> _Objective_
Copy out exactly the lines from the one containing "Read all visible" through the end of the records, and no pictures.

> _Data rows_

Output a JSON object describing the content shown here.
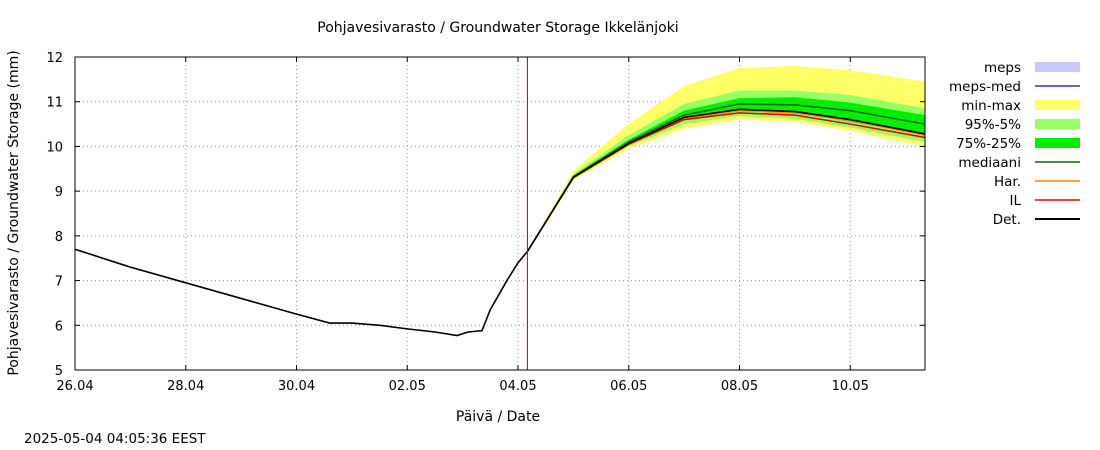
{
  "chart_data": {
    "type": "line",
    "title": "Pohjavesivarasto / Groundwater Storage   Ikkelänjoki",
    "xlabel": "Päivä / Date",
    "ylabel": "Pohjavesivarasto / Groundwater Storage (mm)",
    "timestamp": "2025-05-04 04:05:36 EEST",
    "xlim": [
      0,
      15.35
    ],
    "ylim": [
      5,
      12
    ],
    "x_unit": "days since 26.04",
    "grid": true,
    "xticks": [
      {
        "value": 0,
        "label": "26.04"
      },
      {
        "value": 2,
        "label": "28.04"
      },
      {
        "value": 4,
        "label": "30.04"
      },
      {
        "value": 6,
        "label": "02.05"
      },
      {
        "value": 8,
        "label": "04.05"
      },
      {
        "value": 10,
        "label": "06.05"
      },
      {
        "value": 12,
        "label": "08.05"
      },
      {
        "value": 14,
        "label": "10.05"
      }
    ],
    "yticks": [
      5,
      6,
      7,
      8,
      9,
      10,
      11,
      12
    ],
    "now_marker_x": 8.17,
    "legend": [
      {
        "label": "meps",
        "color": "#c8c8ff",
        "kind": "band"
      },
      {
        "label": "meps-med",
        "color": "#3333cc",
        "kind": "line"
      },
      {
        "label": "min-max",
        "color": "#ffff66",
        "kind": "band"
      },
      {
        "label": "95%-5%",
        "color": "#99ff66",
        "kind": "band"
      },
      {
        "label": "75%-25%",
        "color": "#00ee00",
        "kind": "band"
      },
      {
        "label": "mediaani",
        "color": "#006600",
        "kind": "line"
      },
      {
        "label": "Har.",
        "color": "#ff8800",
        "kind": "line"
      },
      {
        "label": "IL",
        "color": "#dd0000",
        "kind": "line"
      },
      {
        "label": "Det.",
        "color": "#000000",
        "kind": "line"
      }
    ],
    "observed": {
      "x": [
        0,
        1,
        2,
        3,
        4,
        4.6,
        5,
        5.5,
        6,
        6.5,
        6.9,
        7.1,
        7.35,
        7.5,
        7.8,
        8.0,
        8.17
      ],
      "y": [
        7.7,
        7.3,
        6.95,
        6.6,
        6.25,
        6.05,
        6.05,
        6.0,
        5.92,
        5.85,
        5.77,
        5.85,
        5.88,
        6.35,
        7.0,
        7.4,
        7.65
      ]
    },
    "forecast_x": [
      8.17,
      9,
      10,
      11,
      12,
      13,
      14,
      15.35
    ],
    "bands": {
      "min-max": {
        "low": [
          7.65,
          9.25,
          9.95,
          10.4,
          10.6,
          10.55,
          10.35,
          10.0
        ],
        "high": [
          7.65,
          9.45,
          10.5,
          11.35,
          11.75,
          11.8,
          11.7,
          11.45
        ]
      },
      "95%-5%": {
        "low": [
          7.65,
          9.28,
          10.0,
          10.5,
          10.68,
          10.62,
          10.42,
          10.1
        ],
        "high": [
          7.65,
          9.38,
          10.25,
          10.95,
          11.25,
          11.25,
          11.15,
          10.85
        ]
      },
      "75%-25%": {
        "low": [
          7.65,
          9.3,
          10.05,
          10.6,
          10.8,
          10.75,
          10.55,
          10.25
        ],
        "high": [
          7.65,
          9.35,
          10.15,
          10.8,
          11.08,
          11.1,
          10.98,
          10.7
        ]
      }
    },
    "series": [
      {
        "name": "mediaani",
        "values": [
          7.65,
          9.32,
          10.1,
          10.7,
          10.95,
          10.93,
          10.8,
          10.5
        ]
      },
      {
        "name": "Har.",
        "values": [
          7.65,
          9.3,
          10.05,
          10.62,
          10.8,
          10.75,
          10.58,
          10.25
        ]
      },
      {
        "name": "IL",
        "values": [
          7.65,
          9.3,
          10.05,
          10.6,
          10.75,
          10.7,
          10.5,
          10.2
        ]
      },
      {
        "name": "Det.",
        "values": [
          7.65,
          9.31,
          10.07,
          10.65,
          10.83,
          10.78,
          10.6,
          10.28
        ]
      }
    ]
  }
}
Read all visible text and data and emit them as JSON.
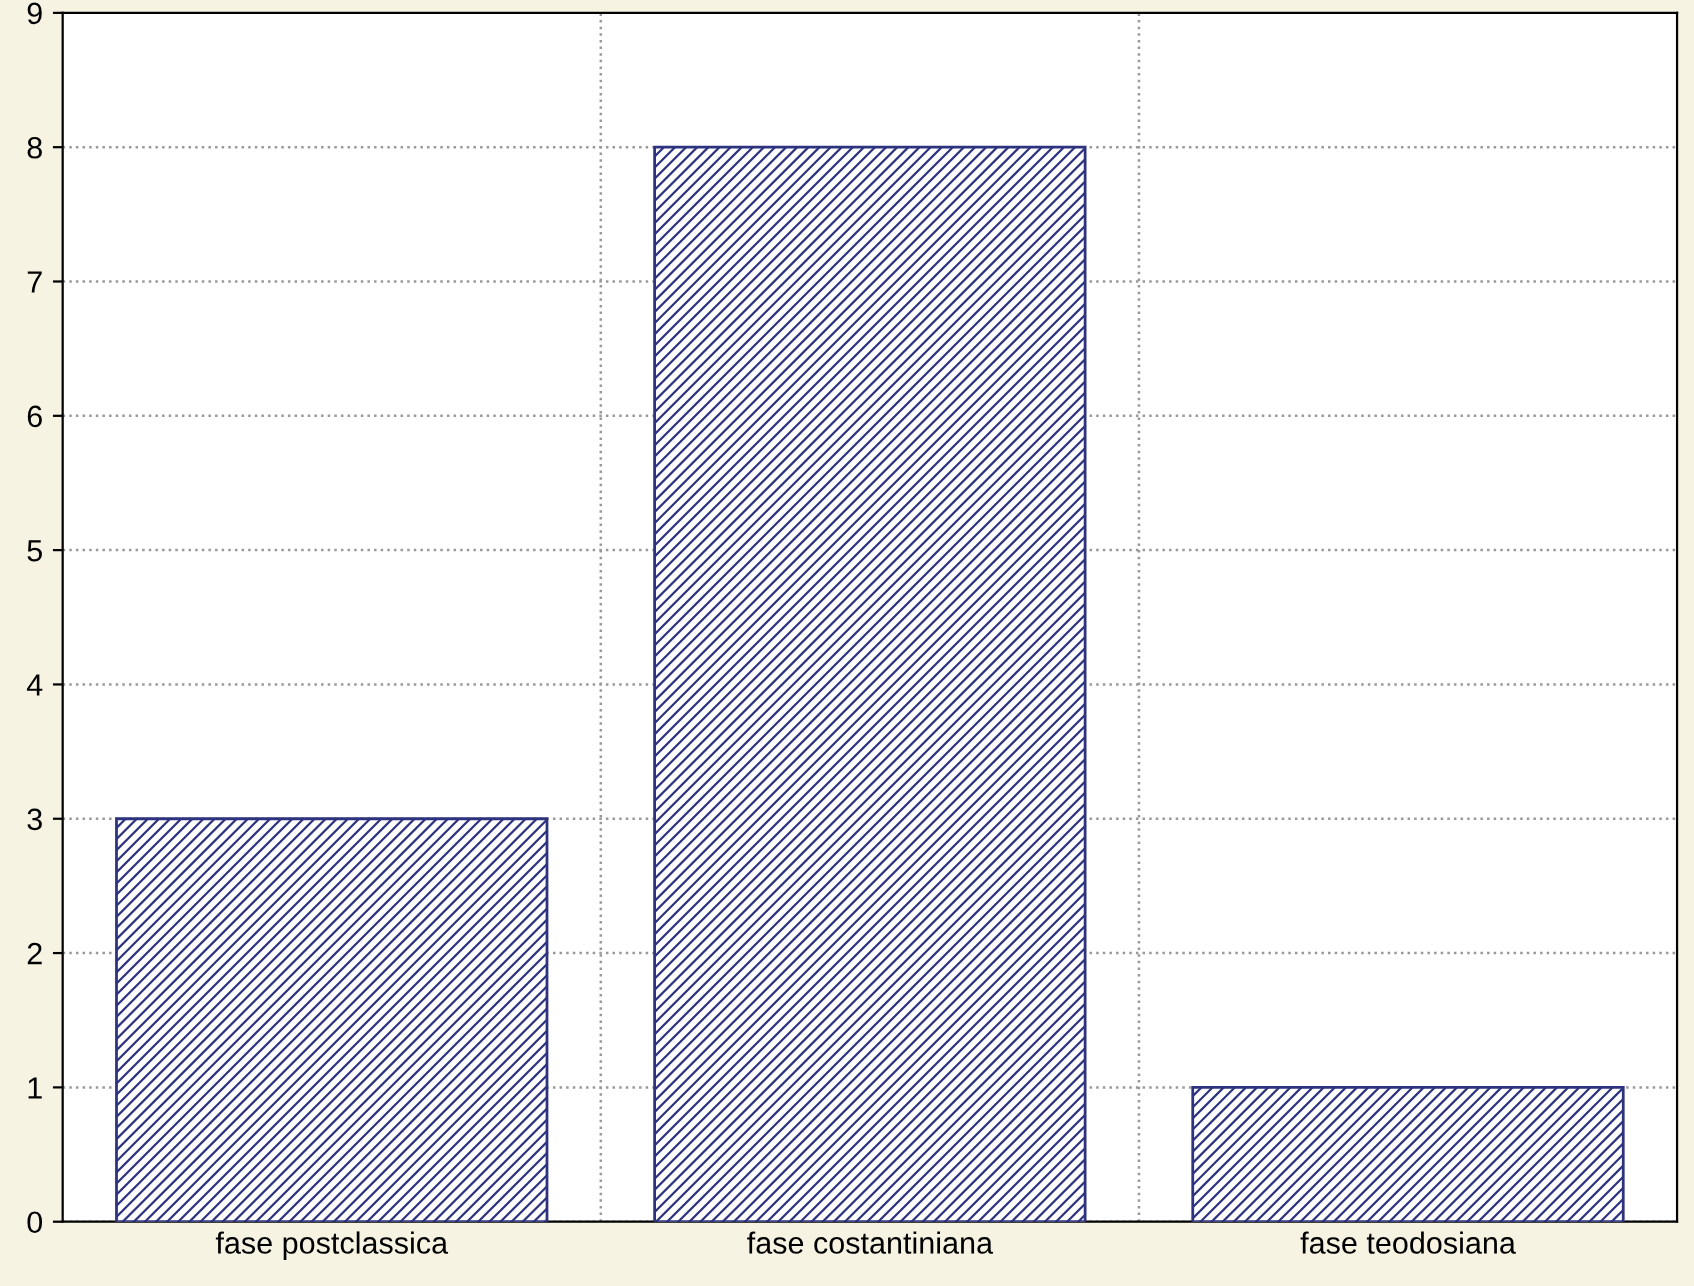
{
  "chart_data": {
    "type": "bar",
    "categories": [
      "fase postclassica",
      "fase costantiniana",
      "fase teodosiana"
    ],
    "values": [
      3,
      8,
      1
    ],
    "color": "#2e3380",
    "ylim": [
      0,
      9
    ],
    "yticks": [
      0,
      1,
      2,
      3,
      4,
      5,
      6,
      7,
      8,
      9
    ],
    "grid": true
  }
}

> _In response_
Read all visible text and data and emit them as JSON.
{
  "chart_data": {
    "type": "bar",
    "categories": [
      "fase postclassica",
      "fase costantiniana",
      "fase teodosiana"
    ],
    "values": [
      3,
      8,
      1
    ],
    "color": "#2e3380",
    "ylim": [
      0,
      9
    ],
    "yticks": [
      0,
      1,
      2,
      3,
      4,
      5,
      6,
      7,
      8,
      9
    ],
    "grid": true
  }
}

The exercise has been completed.